■ **Task**
Every entry must be copied word for word.

■ **Information provided**
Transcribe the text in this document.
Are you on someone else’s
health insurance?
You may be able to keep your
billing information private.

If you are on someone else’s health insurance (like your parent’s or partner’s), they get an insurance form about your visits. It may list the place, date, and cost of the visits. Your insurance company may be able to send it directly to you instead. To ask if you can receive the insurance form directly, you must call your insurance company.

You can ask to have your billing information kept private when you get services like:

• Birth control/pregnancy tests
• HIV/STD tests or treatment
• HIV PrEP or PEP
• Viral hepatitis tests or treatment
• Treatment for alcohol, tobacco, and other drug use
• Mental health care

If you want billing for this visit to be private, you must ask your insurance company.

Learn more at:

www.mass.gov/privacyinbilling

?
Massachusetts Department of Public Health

■ **Answer for the task**
Transcribe the text in this document.
Are you on someone else’s
health insurance?
You may be able to keep your
billing information private.

If you are on someone else’s health insurance (like your parent’s or partner’s), they get an insurance form about your visits. It may list the place, date, and cost of the visits. Your insurance company may be able to send it directly to you instead. To ask if you can receive the insurance form directly, you must call your insurance company.

You can ask to have your billing information kept private when you get services like:

• Birth control/pregnancy tests
• HIV/STD tests or treatment
• HIV PrEP or PEP
• Viral hepatitis tests or treatment
• Treatment for alcohol, tobacco, and other drug use
• Mental health care

If you want billing for this visit to be private, you must ask your insurance company.

Learn more at:

www.mass.gov/privacyinbilling

?
Massachusetts Department of Public Health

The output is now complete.